_What you have to do_: Please retype the records below exactly, leaving out any pictures.

· · · · · · ·

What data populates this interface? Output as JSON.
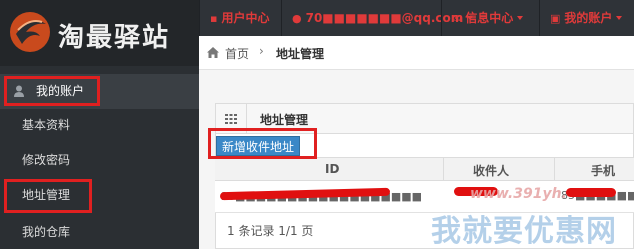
{
  "brand": {
    "logo_text": "淘最驿站"
  },
  "sidebar": {
    "items": [
      {
        "label": "我的账户"
      },
      {
        "label": "基本资料"
      },
      {
        "label": "修改密码"
      },
      {
        "label": "地址管理"
      },
      {
        "label": "我的仓库"
      }
    ]
  },
  "topnav": {
    "user_center": "用户中心",
    "email": "70■■■■■■■@qq.com",
    "messages": "信息中心",
    "my_account": "我的账户"
  },
  "breadcrumb": {
    "home": "首页",
    "separator": "›",
    "current": "地址管理"
  },
  "panel": {
    "title": "地址管理",
    "add_button": "新增收件地址",
    "columns": [
      "ID",
      "收件人",
      "手机"
    ],
    "rows": [
      {
        "id": "20■■■■■■■■■■■■■■■■■■",
        "receiver": "",
        "phone": "85■■■■■■■"
      }
    ],
    "footer": "1 条记录 1/1 页"
  },
  "watermark": {
    "url": "www.391yh.",
    "text": "我就要优惠网"
  },
  "colors": {
    "accent": "#e03a3a",
    "button": "#3a88c7",
    "sidebar": "#2b2f33",
    "highlight_box": "#e02020"
  },
  "icons": [
    "logo-icon",
    "user-icon",
    "envelope-icon",
    "home-icon",
    "grid-icon",
    "caret-down-icon"
  ]
}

· · · · · · ·

_Full answer_:
What data populates this interface? Output as JSON.
{
  "brand": {
    "logo_text": "淘最驿站"
  },
  "sidebar": {
    "items": [
      {
        "label": "我的账户"
      },
      {
        "label": "基本资料"
      },
      {
        "label": "修改密码"
      },
      {
        "label": "地址管理"
      },
      {
        "label": "我的仓库"
      }
    ]
  },
  "topnav": {
    "user_center": "用户中心",
    "email": "70■■■■■■■@qq.com",
    "messages": "信息中心",
    "my_account": "我的账户"
  },
  "breadcrumb": {
    "home": "首页",
    "separator": "›",
    "current": "地址管理"
  },
  "panel": {
    "title": "地址管理",
    "add_button": "新增收件地址",
    "columns": [
      "ID",
      "收件人",
      "手机"
    ],
    "rows": [
      {
        "id": "20■■■■■■■■■■■■■■■■■■",
        "receiver": "",
        "phone": "85■■■■■■■"
      }
    ],
    "footer": "1 条记录 1/1 页"
  },
  "watermark": {
    "url": "www.391yh.",
    "text": "我就要优惠网"
  },
  "colors": {
    "accent": "#e03a3a",
    "button": "#3a88c7",
    "sidebar": "#2b2f33",
    "highlight_box": "#e02020"
  },
  "icons": [
    "logo-icon",
    "user-icon",
    "envelope-icon",
    "home-icon",
    "grid-icon",
    "caret-down-icon"
  ]
}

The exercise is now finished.